OBJECTIVE - Every record should be repeated exactly, except that pictures are left out.

[Stored items]
----------
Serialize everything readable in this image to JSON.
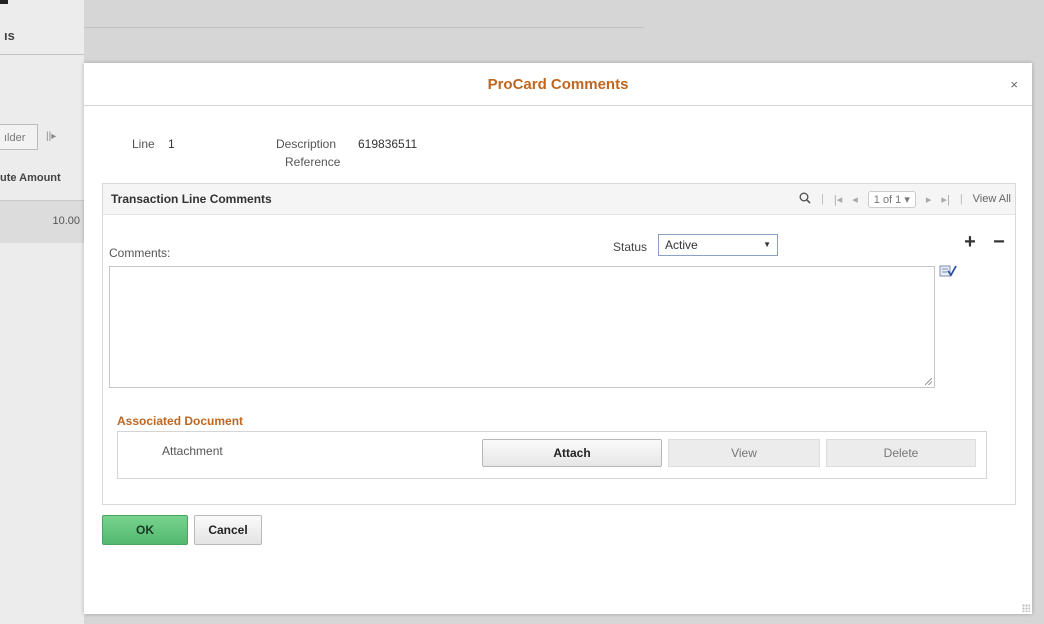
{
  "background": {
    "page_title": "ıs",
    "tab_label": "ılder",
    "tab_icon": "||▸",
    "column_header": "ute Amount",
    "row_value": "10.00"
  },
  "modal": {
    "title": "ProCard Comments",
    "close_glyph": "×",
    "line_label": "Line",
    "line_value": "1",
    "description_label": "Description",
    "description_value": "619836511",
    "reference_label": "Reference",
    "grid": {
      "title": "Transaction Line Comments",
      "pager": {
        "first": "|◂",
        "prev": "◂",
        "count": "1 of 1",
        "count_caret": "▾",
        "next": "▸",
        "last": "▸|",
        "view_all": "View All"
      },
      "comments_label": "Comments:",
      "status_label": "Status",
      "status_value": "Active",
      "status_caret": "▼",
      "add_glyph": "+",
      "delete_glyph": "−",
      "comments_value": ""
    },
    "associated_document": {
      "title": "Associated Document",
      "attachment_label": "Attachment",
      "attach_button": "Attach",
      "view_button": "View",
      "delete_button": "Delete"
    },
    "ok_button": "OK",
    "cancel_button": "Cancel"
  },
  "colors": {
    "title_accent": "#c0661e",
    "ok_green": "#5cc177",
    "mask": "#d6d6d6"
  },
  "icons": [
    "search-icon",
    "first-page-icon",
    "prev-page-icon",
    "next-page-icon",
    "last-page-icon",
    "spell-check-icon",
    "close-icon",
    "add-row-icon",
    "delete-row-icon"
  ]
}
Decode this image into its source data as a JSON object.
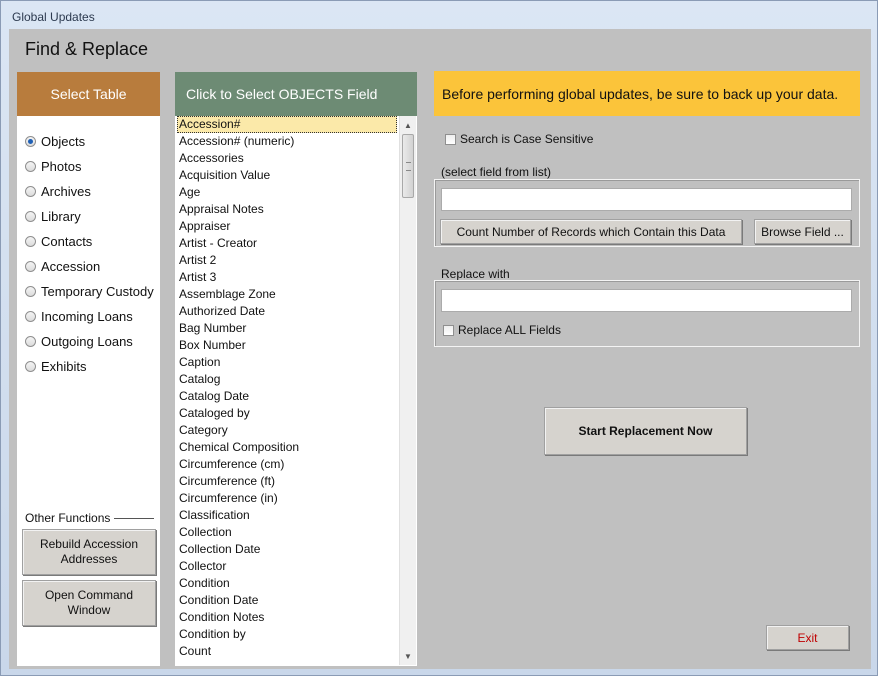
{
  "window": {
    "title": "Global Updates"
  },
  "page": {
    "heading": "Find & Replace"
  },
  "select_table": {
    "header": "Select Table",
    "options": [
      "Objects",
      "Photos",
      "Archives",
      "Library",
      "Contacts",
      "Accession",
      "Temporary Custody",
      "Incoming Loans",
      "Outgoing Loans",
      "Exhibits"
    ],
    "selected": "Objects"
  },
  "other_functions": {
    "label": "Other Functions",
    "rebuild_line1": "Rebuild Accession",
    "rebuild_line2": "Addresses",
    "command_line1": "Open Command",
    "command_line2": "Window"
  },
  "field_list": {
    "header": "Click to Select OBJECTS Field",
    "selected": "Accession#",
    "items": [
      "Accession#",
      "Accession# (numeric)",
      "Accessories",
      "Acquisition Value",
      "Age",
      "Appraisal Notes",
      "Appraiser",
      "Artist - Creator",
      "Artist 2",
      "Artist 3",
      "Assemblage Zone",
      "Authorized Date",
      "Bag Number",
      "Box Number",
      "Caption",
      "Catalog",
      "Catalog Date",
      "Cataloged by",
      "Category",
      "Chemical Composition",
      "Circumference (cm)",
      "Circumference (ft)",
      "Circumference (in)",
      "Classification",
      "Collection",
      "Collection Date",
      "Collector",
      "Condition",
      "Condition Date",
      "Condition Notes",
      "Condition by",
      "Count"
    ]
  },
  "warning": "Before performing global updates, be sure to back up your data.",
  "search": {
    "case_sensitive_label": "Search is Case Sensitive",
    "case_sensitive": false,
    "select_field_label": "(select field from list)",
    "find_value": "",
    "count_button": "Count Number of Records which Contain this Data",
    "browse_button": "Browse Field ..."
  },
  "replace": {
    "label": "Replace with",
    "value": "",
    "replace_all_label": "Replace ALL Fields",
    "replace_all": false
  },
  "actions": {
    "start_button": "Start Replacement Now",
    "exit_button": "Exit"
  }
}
----------
FINAL RESULT -
Serialize everything readable in this image to JSON.
{
  "background": {
    "page_title": "ıs",
    "tab_label": "ılder",
    "tab_icon": "||▸",
    "column_header": "ute Amount",
    "row_value": "10.00"
  },
  "modal": {
    "title": "ProCard Comments",
    "close_glyph": "×",
    "line_label": "Line",
    "line_value": "1",
    "description_label": "Description",
    "description_value": "619836511",
    "reference_label": "Reference",
    "grid": {
      "title": "Transaction Line Comments",
      "pager": {
        "first": "|◂",
        "prev": "◂",
        "count": "1 of 1",
        "count_caret": "▾",
        "next": "▸",
        "last": "▸|",
        "view_all": "View All"
      },
      "comments_label": "Comments:",
      "status_label": "Status",
      "status_value": "Active",
      "status_caret": "▼",
      "add_glyph": "+",
      "delete_glyph": "−",
      "comments_value": ""
    },
    "associated_document": {
      "title": "Associated Document",
      "attachment_label": "Attachment",
      "attach_button": "Attach",
      "view_button": "View",
      "delete_button": "Delete"
    },
    "ok_button": "OK",
    "cancel_button": "Cancel"
  },
  "colors": {
    "title_accent": "#c0661e",
    "ok_green": "#5cc177",
    "mask": "#d6d6d6"
  },
  "icons": [
    "search-icon",
    "first-page-icon",
    "prev-page-icon",
    "next-page-icon",
    "last-page-icon",
    "spell-check-icon",
    "close-icon",
    "add-row-icon",
    "delete-row-icon"
  ]
}
Decode this image into its source data as a JSON object.
{
  "window": {
    "title": "Global Updates"
  },
  "page": {
    "heading": "Find & Replace"
  },
  "select_table": {
    "header": "Select Table",
    "options": [
      "Objects",
      "Photos",
      "Archives",
      "Library",
      "Contacts",
      "Accession",
      "Temporary Custody",
      "Incoming Loans",
      "Outgoing Loans",
      "Exhibits"
    ],
    "selected": "Objects"
  },
  "other_functions": {
    "label": "Other Functions",
    "rebuild_line1": "Rebuild Accession",
    "rebuild_line2": "Addresses",
    "command_line1": "Open Command",
    "command_line2": "Window"
  },
  "field_list": {
    "header": "Click to Select OBJECTS Field",
    "selected": "Accession#",
    "items": [
      "Accession#",
      "Accession# (numeric)",
      "Accessories",
      "Acquisition Value",
      "Age",
      "Appraisal Notes",
      "Appraiser",
      "Artist - Creator",
      "Artist 2",
      "Artist 3",
      "Assemblage Zone",
      "Authorized Date",
      "Bag Number",
      "Box Number",
      "Caption",
      "Catalog",
      "Catalog Date",
      "Cataloged by",
      "Category",
      "Chemical Composition",
      "Circumference (cm)",
      "Circumference (ft)",
      "Circumference (in)",
      "Classification",
      "Collection",
      "Collection Date",
      "Collector",
      "Condition",
      "Condition Date",
      "Condition Notes",
      "Condition by",
      "Count"
    ]
  },
  "warning": "Before performing global updates, be sure to back up your data.",
  "search": {
    "case_sensitive_label": "Search is Case Sensitive",
    "case_sensitive": false,
    "select_field_label": "(select field from list)",
    "find_value": "",
    "count_button": "Count Number of Records which Contain this Data",
    "browse_button": "Browse Field ..."
  },
  "replace": {
    "label": "Replace with",
    "value": "",
    "replace_all_label": "Replace ALL Fields",
    "replace_all": false
  },
  "actions": {
    "start_button": "Start Replacement Now",
    "exit_button": "Exit"
  }
}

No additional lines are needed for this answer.